EXERCISE REQUIREMENTS: Retype every entry in its entirety, without alteration.

DATA FOR PROCESSING:
★ ★ ★

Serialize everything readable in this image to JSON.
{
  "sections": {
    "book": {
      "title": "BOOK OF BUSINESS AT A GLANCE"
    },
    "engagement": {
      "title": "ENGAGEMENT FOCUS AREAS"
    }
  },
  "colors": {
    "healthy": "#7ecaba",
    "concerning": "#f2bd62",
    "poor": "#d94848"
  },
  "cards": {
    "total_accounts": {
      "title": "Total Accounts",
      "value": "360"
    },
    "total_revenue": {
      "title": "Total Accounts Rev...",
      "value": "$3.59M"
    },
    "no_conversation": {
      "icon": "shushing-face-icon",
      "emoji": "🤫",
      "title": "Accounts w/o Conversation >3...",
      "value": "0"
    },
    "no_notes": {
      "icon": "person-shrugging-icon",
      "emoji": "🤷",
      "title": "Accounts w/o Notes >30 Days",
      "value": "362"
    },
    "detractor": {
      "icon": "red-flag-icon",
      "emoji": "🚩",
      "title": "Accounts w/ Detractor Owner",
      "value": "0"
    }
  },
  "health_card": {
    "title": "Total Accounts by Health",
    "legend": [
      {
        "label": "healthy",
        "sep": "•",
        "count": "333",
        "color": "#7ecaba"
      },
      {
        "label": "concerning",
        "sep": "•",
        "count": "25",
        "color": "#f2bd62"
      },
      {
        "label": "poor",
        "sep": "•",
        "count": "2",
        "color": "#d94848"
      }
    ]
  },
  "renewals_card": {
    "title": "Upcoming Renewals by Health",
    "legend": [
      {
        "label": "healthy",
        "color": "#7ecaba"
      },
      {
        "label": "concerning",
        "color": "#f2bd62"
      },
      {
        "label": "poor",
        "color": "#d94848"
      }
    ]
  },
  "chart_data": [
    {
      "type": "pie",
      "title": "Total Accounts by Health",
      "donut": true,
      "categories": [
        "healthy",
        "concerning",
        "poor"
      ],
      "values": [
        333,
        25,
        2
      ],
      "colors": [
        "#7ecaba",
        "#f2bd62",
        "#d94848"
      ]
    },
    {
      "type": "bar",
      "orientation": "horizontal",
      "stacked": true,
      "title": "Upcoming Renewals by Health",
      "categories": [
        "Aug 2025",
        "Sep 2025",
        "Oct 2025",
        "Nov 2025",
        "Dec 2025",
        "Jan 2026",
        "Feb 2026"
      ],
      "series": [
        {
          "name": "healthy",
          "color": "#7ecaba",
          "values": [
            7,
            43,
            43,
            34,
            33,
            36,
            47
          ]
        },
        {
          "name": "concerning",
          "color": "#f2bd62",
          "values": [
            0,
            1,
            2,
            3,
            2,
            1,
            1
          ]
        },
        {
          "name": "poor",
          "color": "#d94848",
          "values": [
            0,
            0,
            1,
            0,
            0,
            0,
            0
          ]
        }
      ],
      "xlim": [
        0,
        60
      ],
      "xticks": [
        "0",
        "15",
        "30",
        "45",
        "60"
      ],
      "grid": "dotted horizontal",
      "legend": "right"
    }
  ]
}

★ ★ ★

ANSWER TO THE TASK:
Serialize everything readable in this image to JSON.
{
  "sections": {
    "book": {
      "title": "BOOK OF BUSINESS AT A GLANCE"
    },
    "engagement": {
      "title": "ENGAGEMENT FOCUS AREAS"
    }
  },
  "colors": {
    "healthy": "#7ecaba",
    "concerning": "#f2bd62",
    "poor": "#d94848"
  },
  "cards": {
    "total_accounts": {
      "title": "Total Accounts",
      "value": "360"
    },
    "total_revenue": {
      "title": "Total Accounts Rev...",
      "value": "$3.59M"
    },
    "no_conversation": {
      "icon": "shushing-face-icon",
      "emoji": "🤫",
      "title": "Accounts w/o Conversation >3...",
      "value": "0"
    },
    "no_notes": {
      "icon": "person-shrugging-icon",
      "emoji": "🤷",
      "title": "Accounts w/o Notes >30 Days",
      "value": "362"
    },
    "detractor": {
      "icon": "red-flag-icon",
      "emoji": "🚩",
      "title": "Accounts w/ Detractor Owner",
      "value": "0"
    }
  },
  "health_card": {
    "title": "Total Accounts by Health",
    "legend": [
      {
        "label": "healthy",
        "sep": "•",
        "count": "333",
        "color": "#7ecaba"
      },
      {
        "label": "concerning",
        "sep": "•",
        "count": "25",
        "color": "#f2bd62"
      },
      {
        "label": "poor",
        "sep": "•",
        "count": "2",
        "color": "#d94848"
      }
    ]
  },
  "renewals_card": {
    "title": "Upcoming Renewals by Health",
    "legend": [
      {
        "label": "healthy",
        "color": "#7ecaba"
      },
      {
        "label": "concerning",
        "color": "#f2bd62"
      },
      {
        "label": "poor",
        "color": "#d94848"
      }
    ]
  },
  "chart_data": [
    {
      "type": "pie",
      "title": "Total Accounts by Health",
      "donut": true,
      "categories": [
        "healthy",
        "concerning",
        "poor"
      ],
      "values": [
        333,
        25,
        2
      ],
      "colors": [
        "#7ecaba",
        "#f2bd62",
        "#d94848"
      ]
    },
    {
      "type": "bar",
      "orientation": "horizontal",
      "stacked": true,
      "title": "Upcoming Renewals by Health",
      "categories": [
        "Aug 2025",
        "Sep 2025",
        "Oct 2025",
        "Nov 2025",
        "Dec 2025",
        "Jan 2026",
        "Feb 2026"
      ],
      "series": [
        {
          "name": "healthy",
          "color": "#7ecaba",
          "values": [
            7,
            43,
            43,
            34,
            33,
            36,
            47
          ]
        },
        {
          "name": "concerning",
          "color": "#f2bd62",
          "values": [
            0,
            1,
            2,
            3,
            2,
            1,
            1
          ]
        },
        {
          "name": "poor",
          "color": "#d94848",
          "values": [
            0,
            0,
            1,
            0,
            0,
            0,
            0
          ]
        }
      ],
      "xlim": [
        0,
        60
      ],
      "xticks": [
        "0",
        "15",
        "30",
        "45",
        "60"
      ],
      "grid": "dotted horizontal",
      "legend": "right"
    }
  ]
}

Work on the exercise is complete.